** GIVEN INSTRUCTION **
Identify the lines containing the word "true". Copy each one.

>> Begin INFORMATION SUPPLIED

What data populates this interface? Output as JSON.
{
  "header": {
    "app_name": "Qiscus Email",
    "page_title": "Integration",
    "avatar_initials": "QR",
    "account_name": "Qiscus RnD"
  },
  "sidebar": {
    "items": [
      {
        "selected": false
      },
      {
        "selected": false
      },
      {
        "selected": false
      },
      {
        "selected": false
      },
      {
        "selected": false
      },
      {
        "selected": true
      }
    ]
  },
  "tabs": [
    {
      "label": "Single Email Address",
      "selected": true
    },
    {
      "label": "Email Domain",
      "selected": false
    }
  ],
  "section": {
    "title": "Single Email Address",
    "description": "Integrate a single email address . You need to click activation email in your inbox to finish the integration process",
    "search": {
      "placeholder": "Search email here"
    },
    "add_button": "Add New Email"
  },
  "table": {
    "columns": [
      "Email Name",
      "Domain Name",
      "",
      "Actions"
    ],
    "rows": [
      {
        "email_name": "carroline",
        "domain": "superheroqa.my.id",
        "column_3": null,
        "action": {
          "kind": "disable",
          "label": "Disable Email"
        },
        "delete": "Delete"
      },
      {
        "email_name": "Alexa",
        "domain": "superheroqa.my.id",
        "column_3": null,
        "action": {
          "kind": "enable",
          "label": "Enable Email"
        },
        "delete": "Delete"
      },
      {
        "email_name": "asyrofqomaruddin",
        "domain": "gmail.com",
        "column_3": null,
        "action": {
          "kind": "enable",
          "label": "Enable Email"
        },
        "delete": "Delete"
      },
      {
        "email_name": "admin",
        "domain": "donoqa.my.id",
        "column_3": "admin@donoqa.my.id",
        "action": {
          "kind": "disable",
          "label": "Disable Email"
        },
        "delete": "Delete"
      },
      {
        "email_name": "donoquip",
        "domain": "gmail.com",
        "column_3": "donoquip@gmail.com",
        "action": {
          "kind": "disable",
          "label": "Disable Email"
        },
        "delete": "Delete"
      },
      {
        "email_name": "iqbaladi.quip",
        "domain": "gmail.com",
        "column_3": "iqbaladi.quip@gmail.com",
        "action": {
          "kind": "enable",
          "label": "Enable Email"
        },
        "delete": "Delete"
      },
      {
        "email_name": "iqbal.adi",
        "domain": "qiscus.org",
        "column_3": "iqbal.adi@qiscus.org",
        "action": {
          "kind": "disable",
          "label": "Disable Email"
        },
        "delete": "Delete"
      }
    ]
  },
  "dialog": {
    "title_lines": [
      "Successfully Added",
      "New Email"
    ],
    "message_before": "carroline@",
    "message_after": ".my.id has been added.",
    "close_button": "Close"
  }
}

>> End INFORMATION SUPPLIED
>> Begin INFORMATION SUPPLIED

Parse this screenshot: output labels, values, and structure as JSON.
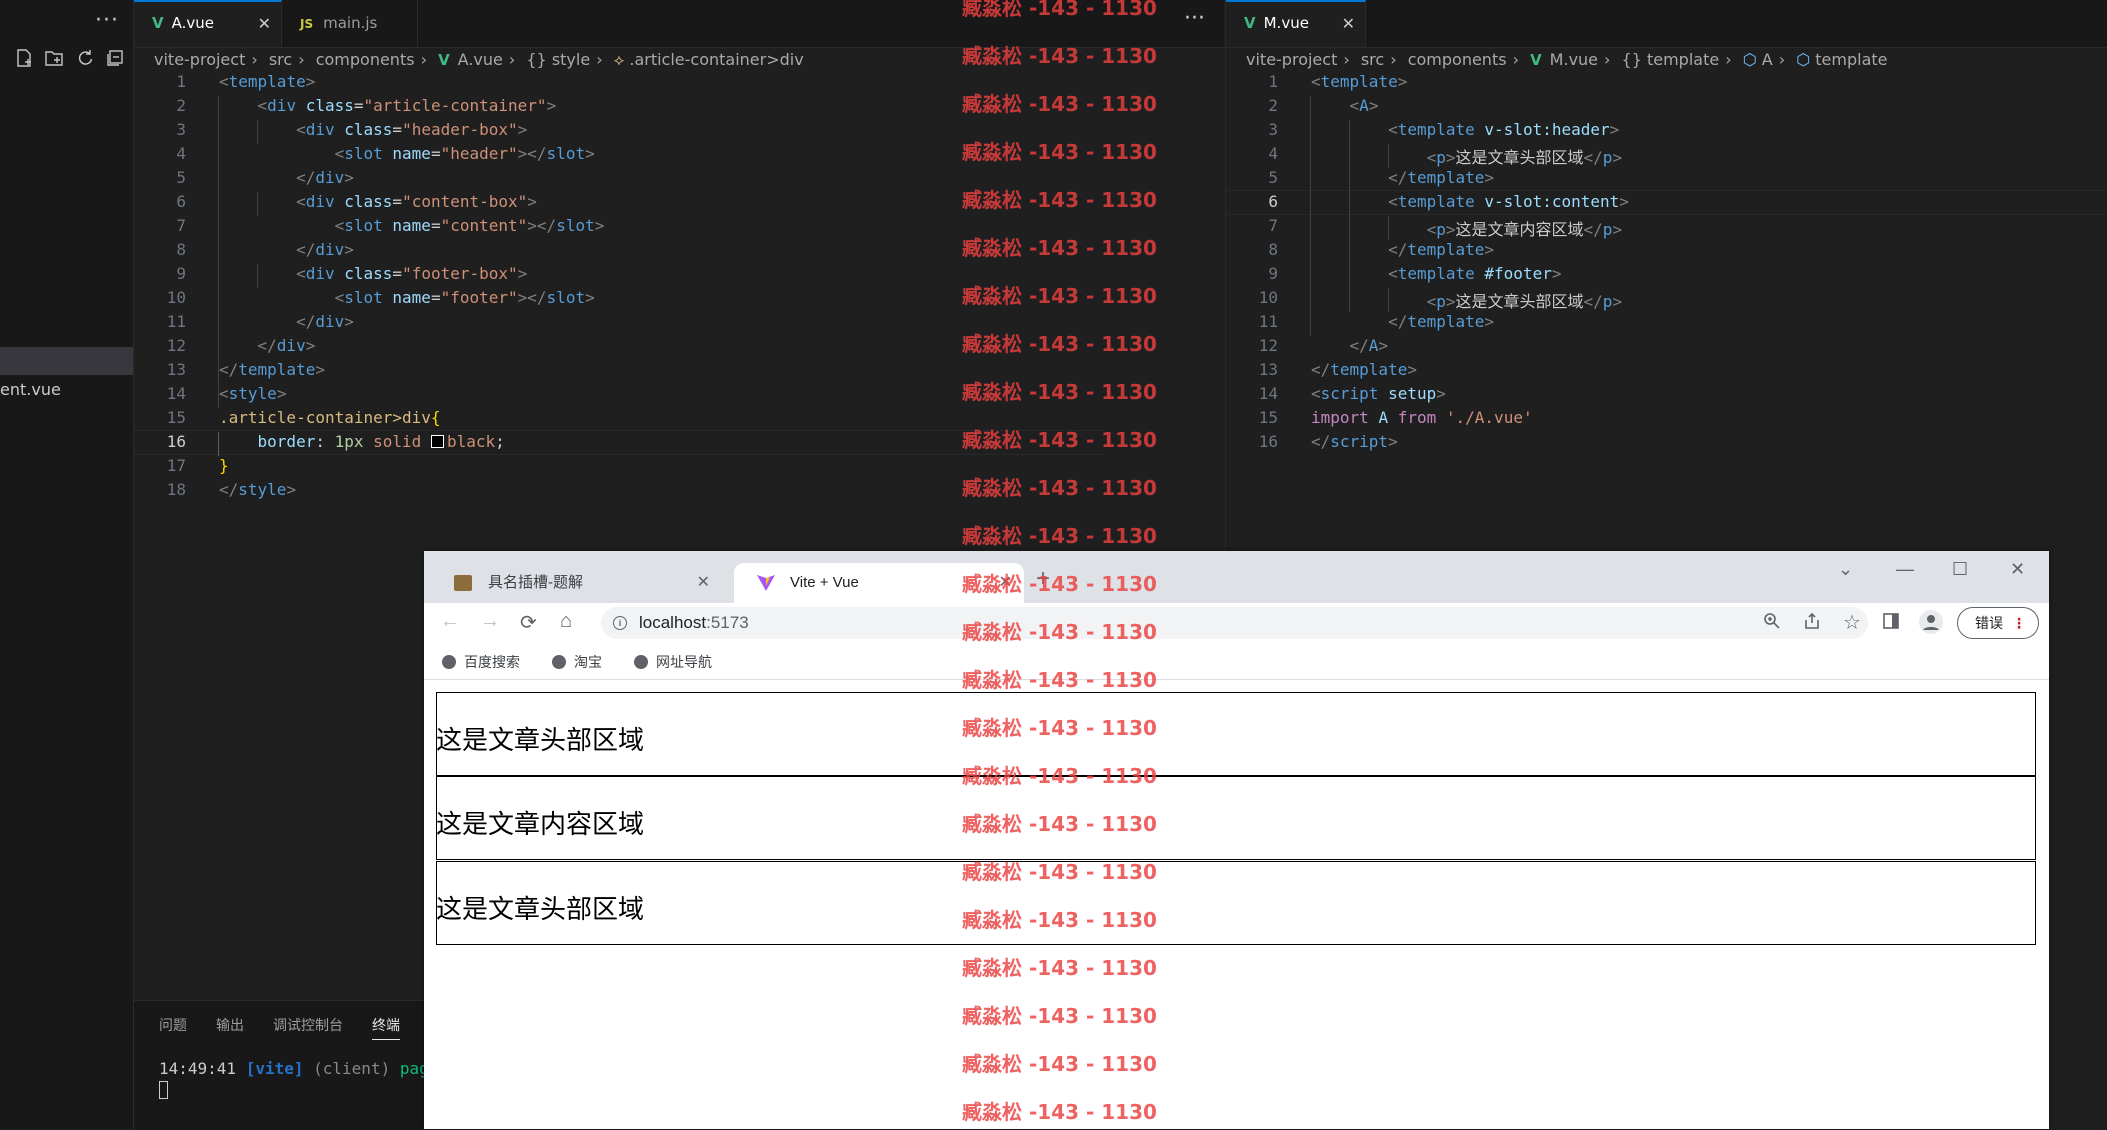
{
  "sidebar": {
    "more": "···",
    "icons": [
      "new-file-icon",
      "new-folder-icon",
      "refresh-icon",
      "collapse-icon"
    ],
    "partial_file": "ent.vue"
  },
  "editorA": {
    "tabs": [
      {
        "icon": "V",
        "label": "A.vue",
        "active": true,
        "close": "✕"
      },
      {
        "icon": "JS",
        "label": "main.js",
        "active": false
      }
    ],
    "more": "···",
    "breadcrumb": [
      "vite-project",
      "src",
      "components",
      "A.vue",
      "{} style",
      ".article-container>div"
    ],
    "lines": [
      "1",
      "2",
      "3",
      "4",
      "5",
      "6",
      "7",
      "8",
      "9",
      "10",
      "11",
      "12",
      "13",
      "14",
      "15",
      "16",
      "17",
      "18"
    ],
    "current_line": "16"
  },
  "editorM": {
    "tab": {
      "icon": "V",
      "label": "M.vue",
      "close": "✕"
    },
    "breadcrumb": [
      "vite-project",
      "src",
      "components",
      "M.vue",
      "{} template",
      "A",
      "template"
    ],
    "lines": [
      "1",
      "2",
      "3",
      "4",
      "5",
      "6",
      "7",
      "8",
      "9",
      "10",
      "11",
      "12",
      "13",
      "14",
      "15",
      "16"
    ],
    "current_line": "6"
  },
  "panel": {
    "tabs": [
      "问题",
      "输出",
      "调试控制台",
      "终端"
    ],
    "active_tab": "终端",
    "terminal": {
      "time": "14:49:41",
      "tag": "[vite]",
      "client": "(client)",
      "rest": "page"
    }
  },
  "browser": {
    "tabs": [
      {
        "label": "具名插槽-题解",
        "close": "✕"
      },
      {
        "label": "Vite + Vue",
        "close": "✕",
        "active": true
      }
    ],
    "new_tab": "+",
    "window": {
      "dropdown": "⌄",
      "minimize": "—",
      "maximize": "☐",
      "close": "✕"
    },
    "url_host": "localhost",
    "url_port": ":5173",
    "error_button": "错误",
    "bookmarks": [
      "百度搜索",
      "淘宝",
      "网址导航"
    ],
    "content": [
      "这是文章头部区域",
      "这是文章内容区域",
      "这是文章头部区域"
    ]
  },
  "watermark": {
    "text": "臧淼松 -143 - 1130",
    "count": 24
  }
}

>> End INFORMATION SUPPLIED

** EXERCISE OUTPUT **
        "selected": true
      "selected": true
        "active": true,
        "active": true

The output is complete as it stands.